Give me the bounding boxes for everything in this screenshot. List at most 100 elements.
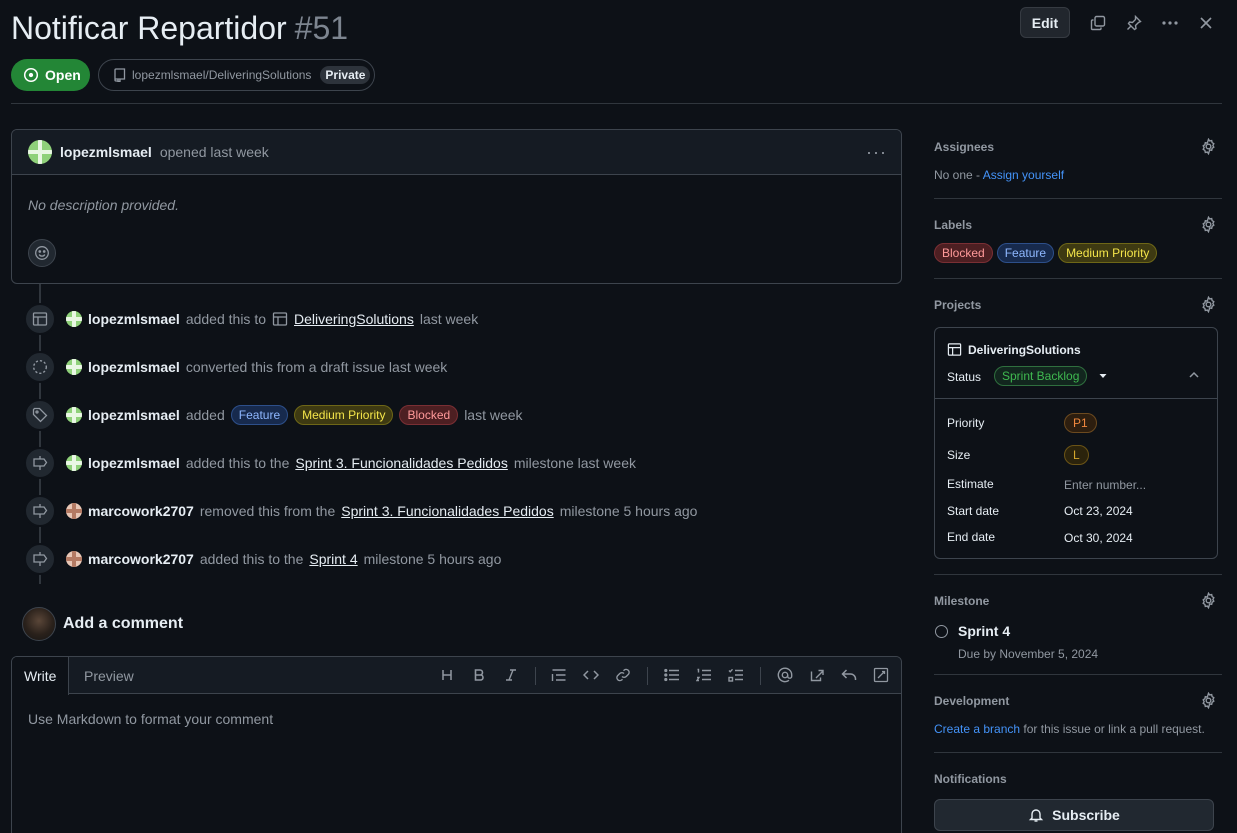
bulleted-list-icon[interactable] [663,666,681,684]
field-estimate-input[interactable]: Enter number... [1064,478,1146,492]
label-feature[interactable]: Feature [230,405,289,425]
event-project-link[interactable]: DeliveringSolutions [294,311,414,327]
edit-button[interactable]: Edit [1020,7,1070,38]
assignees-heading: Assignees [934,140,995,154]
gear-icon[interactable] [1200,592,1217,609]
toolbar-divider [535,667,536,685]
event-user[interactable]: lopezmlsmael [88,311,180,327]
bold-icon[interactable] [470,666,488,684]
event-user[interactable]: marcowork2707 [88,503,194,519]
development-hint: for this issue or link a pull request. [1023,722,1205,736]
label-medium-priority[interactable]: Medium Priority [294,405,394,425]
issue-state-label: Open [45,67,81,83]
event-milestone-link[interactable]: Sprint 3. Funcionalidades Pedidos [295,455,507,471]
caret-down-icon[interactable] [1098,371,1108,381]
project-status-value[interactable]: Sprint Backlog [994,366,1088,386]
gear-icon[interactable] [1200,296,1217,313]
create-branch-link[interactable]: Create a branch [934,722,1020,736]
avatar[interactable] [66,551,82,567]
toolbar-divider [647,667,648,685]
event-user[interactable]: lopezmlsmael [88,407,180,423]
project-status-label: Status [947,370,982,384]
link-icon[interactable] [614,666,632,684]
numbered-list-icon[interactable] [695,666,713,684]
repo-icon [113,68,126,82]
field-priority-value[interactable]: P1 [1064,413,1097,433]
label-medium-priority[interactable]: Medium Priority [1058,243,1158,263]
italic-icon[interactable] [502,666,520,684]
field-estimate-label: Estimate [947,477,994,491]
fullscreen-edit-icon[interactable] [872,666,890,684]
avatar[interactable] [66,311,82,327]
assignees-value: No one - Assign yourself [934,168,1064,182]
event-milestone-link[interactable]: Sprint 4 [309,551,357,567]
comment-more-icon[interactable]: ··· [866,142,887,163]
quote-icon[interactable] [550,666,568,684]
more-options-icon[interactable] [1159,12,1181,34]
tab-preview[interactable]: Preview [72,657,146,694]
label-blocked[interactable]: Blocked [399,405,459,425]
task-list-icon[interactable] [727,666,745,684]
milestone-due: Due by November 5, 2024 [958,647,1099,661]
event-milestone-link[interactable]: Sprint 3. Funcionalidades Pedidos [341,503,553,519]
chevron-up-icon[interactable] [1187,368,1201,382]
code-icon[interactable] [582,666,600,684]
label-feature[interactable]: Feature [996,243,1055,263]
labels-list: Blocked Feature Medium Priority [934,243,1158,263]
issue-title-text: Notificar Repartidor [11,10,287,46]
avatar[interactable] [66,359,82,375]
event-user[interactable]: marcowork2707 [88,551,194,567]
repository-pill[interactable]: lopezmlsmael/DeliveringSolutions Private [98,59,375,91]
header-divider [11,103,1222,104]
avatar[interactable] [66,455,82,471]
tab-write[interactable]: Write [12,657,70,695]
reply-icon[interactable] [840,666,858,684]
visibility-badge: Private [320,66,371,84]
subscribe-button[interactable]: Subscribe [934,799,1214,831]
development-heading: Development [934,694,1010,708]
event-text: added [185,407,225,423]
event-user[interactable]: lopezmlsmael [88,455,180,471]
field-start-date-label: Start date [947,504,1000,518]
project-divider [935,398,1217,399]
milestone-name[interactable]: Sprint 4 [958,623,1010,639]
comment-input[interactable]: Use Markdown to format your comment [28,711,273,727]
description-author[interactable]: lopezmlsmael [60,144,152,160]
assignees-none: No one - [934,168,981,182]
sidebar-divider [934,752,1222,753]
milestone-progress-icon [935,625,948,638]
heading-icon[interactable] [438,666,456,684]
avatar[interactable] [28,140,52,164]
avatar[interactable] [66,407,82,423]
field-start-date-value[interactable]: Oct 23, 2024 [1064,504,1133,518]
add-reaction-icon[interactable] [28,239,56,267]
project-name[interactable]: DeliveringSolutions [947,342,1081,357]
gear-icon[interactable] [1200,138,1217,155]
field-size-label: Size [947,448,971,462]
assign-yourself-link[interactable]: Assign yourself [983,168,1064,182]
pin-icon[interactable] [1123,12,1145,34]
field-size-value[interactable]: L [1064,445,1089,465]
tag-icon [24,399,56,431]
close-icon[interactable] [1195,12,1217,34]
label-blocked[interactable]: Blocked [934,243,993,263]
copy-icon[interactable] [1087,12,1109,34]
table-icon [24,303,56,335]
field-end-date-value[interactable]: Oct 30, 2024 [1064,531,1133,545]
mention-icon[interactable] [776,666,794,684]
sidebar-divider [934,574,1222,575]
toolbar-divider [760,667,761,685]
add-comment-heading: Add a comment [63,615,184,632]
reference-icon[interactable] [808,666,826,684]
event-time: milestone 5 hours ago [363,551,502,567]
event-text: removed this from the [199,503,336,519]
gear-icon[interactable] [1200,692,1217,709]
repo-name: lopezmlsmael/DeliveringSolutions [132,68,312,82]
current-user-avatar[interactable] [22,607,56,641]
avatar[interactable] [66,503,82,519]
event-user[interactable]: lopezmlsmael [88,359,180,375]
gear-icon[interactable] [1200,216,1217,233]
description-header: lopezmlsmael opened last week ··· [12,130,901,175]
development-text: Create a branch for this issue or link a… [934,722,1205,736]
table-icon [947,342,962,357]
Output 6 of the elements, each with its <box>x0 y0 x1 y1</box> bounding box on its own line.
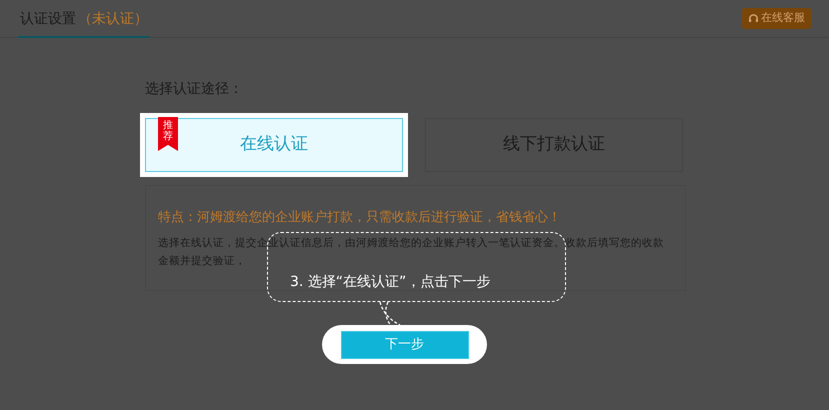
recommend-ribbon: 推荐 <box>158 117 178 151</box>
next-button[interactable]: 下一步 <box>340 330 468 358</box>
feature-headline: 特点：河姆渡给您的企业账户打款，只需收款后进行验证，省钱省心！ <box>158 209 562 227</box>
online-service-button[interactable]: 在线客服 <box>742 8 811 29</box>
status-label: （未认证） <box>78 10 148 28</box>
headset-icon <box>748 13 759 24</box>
* * *
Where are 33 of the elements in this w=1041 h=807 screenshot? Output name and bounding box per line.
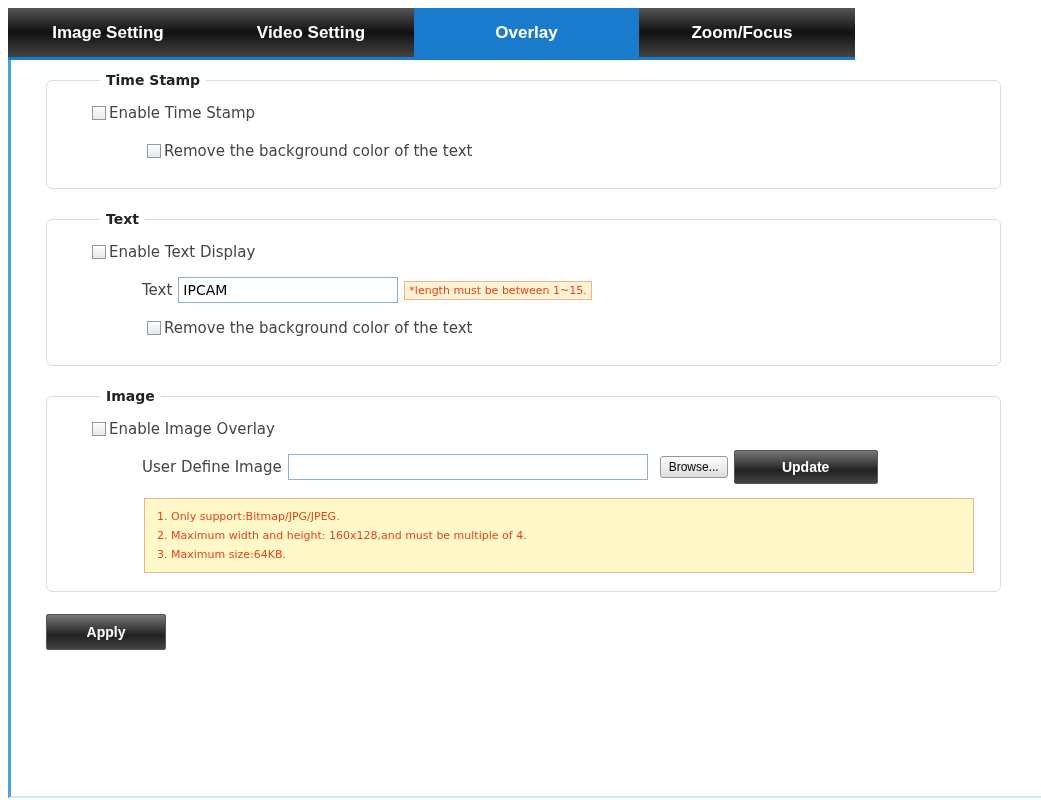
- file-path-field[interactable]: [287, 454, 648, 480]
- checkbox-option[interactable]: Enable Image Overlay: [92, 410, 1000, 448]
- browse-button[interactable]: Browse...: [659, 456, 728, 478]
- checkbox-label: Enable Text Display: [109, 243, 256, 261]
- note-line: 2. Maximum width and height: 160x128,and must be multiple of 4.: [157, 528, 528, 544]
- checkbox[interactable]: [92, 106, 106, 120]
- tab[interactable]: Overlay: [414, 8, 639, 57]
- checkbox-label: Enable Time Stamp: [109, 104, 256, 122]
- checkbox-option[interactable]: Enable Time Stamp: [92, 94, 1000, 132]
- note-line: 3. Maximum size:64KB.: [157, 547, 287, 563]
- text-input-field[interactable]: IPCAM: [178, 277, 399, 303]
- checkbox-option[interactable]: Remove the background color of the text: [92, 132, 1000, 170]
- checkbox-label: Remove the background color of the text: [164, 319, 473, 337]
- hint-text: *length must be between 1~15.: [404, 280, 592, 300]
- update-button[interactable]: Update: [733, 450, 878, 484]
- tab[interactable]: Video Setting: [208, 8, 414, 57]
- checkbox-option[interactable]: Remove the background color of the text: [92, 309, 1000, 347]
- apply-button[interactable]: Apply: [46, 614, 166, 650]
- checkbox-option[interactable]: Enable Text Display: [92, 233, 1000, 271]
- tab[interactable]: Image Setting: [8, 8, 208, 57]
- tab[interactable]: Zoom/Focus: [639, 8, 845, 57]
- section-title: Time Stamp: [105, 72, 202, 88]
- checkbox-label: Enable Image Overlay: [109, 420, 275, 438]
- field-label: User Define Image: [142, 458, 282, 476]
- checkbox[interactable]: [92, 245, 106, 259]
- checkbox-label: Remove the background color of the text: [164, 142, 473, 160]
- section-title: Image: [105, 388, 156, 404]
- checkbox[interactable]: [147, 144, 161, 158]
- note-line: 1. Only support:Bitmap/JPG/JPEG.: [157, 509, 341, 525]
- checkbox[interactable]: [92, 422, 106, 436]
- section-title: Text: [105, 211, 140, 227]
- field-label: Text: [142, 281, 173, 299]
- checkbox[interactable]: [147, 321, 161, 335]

• _Exercise_
Write out, unchanged, every line of the records from the one containing "bulleted-list-icon[interactable] [663,666,681,684]" down to the one containing "issue-state-label: Open [45,67,81,83]", both of those lines included.

• _Final answer_
bulleted-list-icon[interactable] [663,666,681,684]
field-estimate-input[interactable]: Enter number... [1064,478,1146,492]
label-feature[interactable]: Feature [230,405,289,425]
event-project-link[interactable]: DeliveringSolutions [294,311,414,327]
edit-button[interactable]: Edit [1020,7,1070,38]
assignees-heading: Assignees [934,140,995,154]
gear-icon[interactable] [1200,592,1217,609]
toolbar-divider [535,667,536,685]
event-user[interactable]: lopezmlsmael [88,311,180,327]
bold-icon[interactable] [470,666,488,684]
event-user[interactable]: marcowork2707 [88,503,194,519]
development-hint: for this issue or link a pull request. [1023,722,1205,736]
label-medium-priority[interactable]: Medium Priority [294,405,394,425]
issue-state-label: Open [45,67,81,83]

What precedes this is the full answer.